Figure collection entries:

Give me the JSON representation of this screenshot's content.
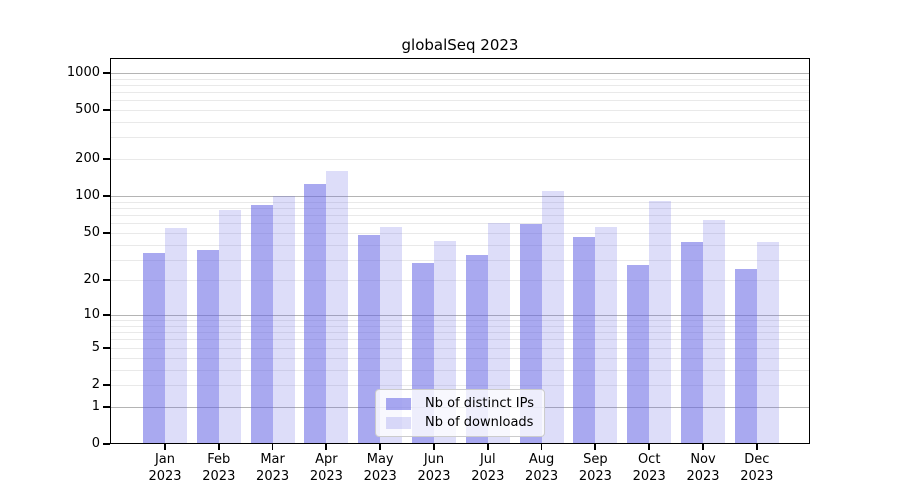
{
  "chart_data": {
    "type": "bar",
    "title": "globalSeq 2023",
    "categories": [
      "Jan",
      "Feb",
      "Mar",
      "Apr",
      "May",
      "Jun",
      "Jul",
      "Aug",
      "Sep",
      "Oct",
      "Nov",
      "Dec"
    ],
    "x_tick_year": "2023",
    "series": [
      {
        "name": "Nb of distinct IPs",
        "color": "#6262e4",
        "opacity": 0.55,
        "values": [
          34,
          36,
          85,
          125,
          48,
          28,
          33,
          59,
          46,
          27,
          42,
          25
        ]
      },
      {
        "name": "Nb of downloads",
        "color": "#6262e4",
        "opacity": 0.22,
        "values": [
          55,
          77,
          100,
          160,
          56,
          43,
          60,
          110,
          56,
          92,
          64,
          42
        ]
      }
    ],
    "y_scale": "log1p",
    "y_ticks": [
      0,
      1,
      2,
      5,
      10,
      20,
      50,
      100,
      200,
      500,
      1000
    ],
    "ylim": [
      0,
      1320
    ],
    "grid": true,
    "legend_position": "lower center",
    "colors": {
      "axis": "#000000",
      "grid_major": "#b4b4b4",
      "grid_minor": "#e9e9e9",
      "bar_solid_dark": "#a9a9f0",
      "bar_solid_light": "#dcdcf9",
      "background": "#ffffff"
    }
  }
}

TASK DIRECTIONS:
Every record must be copied exactly, with the pictures left out.

SOLUTION TO THIS TASK:
Give me the JSON representation of this screenshot's content.
{
  "chart_data": {
    "type": "bar",
    "title": "globalSeq 2023",
    "categories": [
      "Jan",
      "Feb",
      "Mar",
      "Apr",
      "May",
      "Jun",
      "Jul",
      "Aug",
      "Sep",
      "Oct",
      "Nov",
      "Dec"
    ],
    "x_tick_year": "2023",
    "series": [
      {
        "name": "Nb of distinct IPs",
        "color": "#6262e4",
        "opacity": 0.55,
        "values": [
          34,
          36,
          85,
          125,
          48,
          28,
          33,
          59,
          46,
          27,
          42,
          25
        ]
      },
      {
        "name": "Nb of downloads",
        "color": "#6262e4",
        "opacity": 0.22,
        "values": [
          55,
          77,
          100,
          160,
          56,
          43,
          60,
          110,
          56,
          92,
          64,
          42
        ]
      }
    ],
    "y_scale": "log1p",
    "y_ticks": [
      0,
      1,
      2,
      5,
      10,
      20,
      50,
      100,
      200,
      500,
      1000
    ],
    "ylim": [
      0,
      1320
    ],
    "grid": true,
    "legend_position": "lower center",
    "colors": {
      "axis": "#000000",
      "grid_major": "#b4b4b4",
      "grid_minor": "#e9e9e9",
      "bar_solid_dark": "#a9a9f0",
      "bar_solid_light": "#dcdcf9",
      "background": "#ffffff"
    }
  }
}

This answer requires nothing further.